Reading text:
------------------------------------------------------------
From Bryan Hoch:
The Yankees have spent the season’s first week highlighting aggressiveness and athleticism as their defining traits. On Saturday, they added a new one to the list: resilience.
Giancarlo Stanton caught the Marlins napping on the basepaths, then delivered a tiebreaking two-run single as the Yankees rallied for a 9-7 victory on a raw, rainy night at Yankee Stadium.
“If there’s outs on the board, we’ve got a chance,” Stanton said. “We’ve got a lot of capable guys, one through nine, and even off the bench. It took more than one through nine today, so that shows our resilience.”
The Yankees are a Major League-best 7-1, matching the best start through eight decisions in franchise history and marking their first time winning seven of their first eight in a full season since 2003.
It’s weird. There was a lot to be annoyed about about this game, but there was also a LOT to like.
Things to like:
Coming back from down 4-0, coming back to win after being tied 6-6 in the 8th inning. Winning a game that I don’t feel like they would have won last season. Strong bullpen work from Tim Hill and Blake Headrick. Giancarlo Stanton stealing second, moving to third on a groundout, and then scoring on a passed ball. Stanton creating runs with his “speed”! Never thought I’d see it! Judge looks good. And, of course, being 7-1.
Things not to like
Jazz, Cabby, Wells, and McMahon continue to be unable to hit. Ryan Weathers being a huge nutjob. Camilo Doval being unreliable. David Bednar needing tons of pitches just to get through an inning. Ben Rice being unable to understand when to challenge pitches.
I’ll be frank, I’m not too worried about Bednar. He’s annoying as fuck, but he clearly can get outs when he needs them. And, of course, it wasn’t like he was being hit hard. The only thing that REALLY annoyed me from him was walking Liam Hicks up three. If he hits a two-run home run, it’s still a one-run game. Don’t fucking walk people in the ninth inning, dude! Otherwise, it was soft contact, and Jazz fucking him on a play that could have led to the inning ending MUCH sooner.
------------------------------------------------------------
Aim of the exercise: In the game recap, what was the final score of the Yankees' win over the Marlins? The rows that follow have no connection to the game recap.

Provided data:
------------------------------------------------------------
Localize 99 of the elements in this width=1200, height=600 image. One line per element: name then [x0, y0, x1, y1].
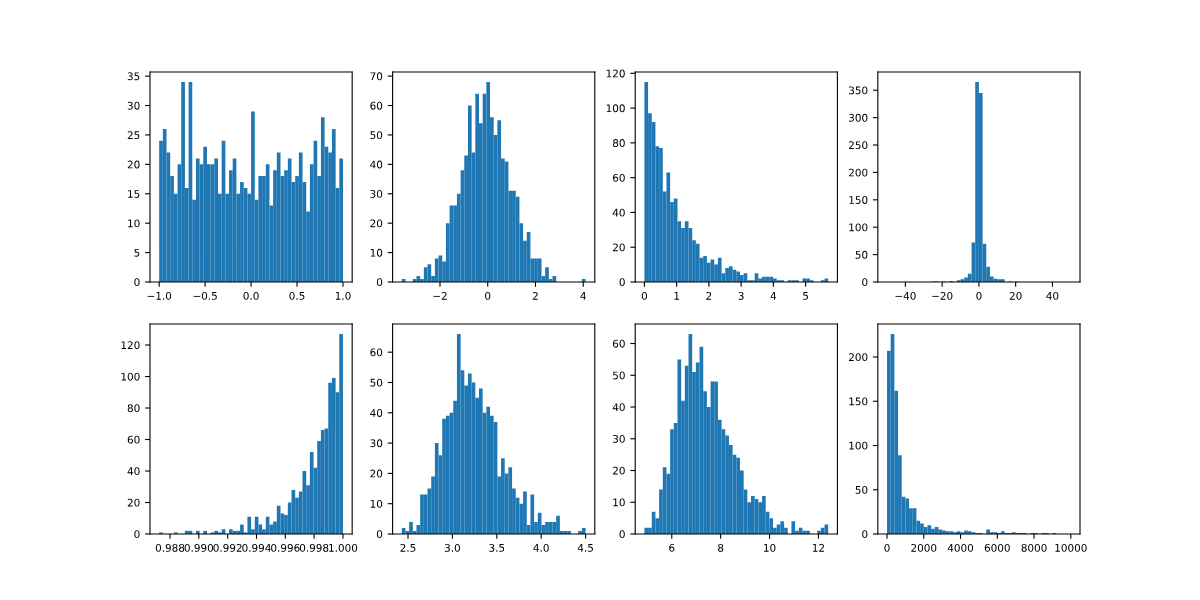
------------------------------------------------------------
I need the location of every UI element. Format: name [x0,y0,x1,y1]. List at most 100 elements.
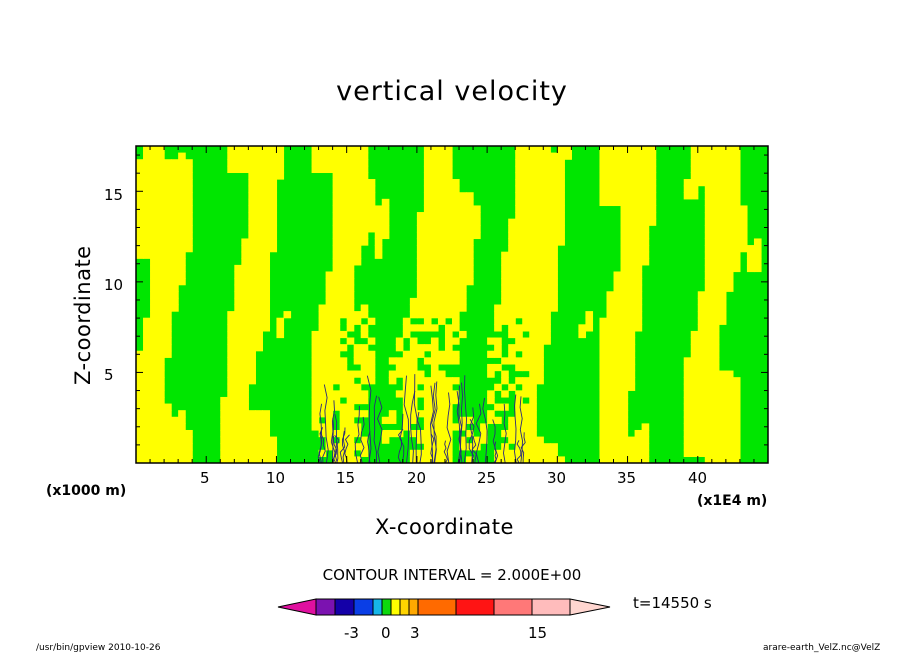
------------------------------------------------------------
Output: 9-7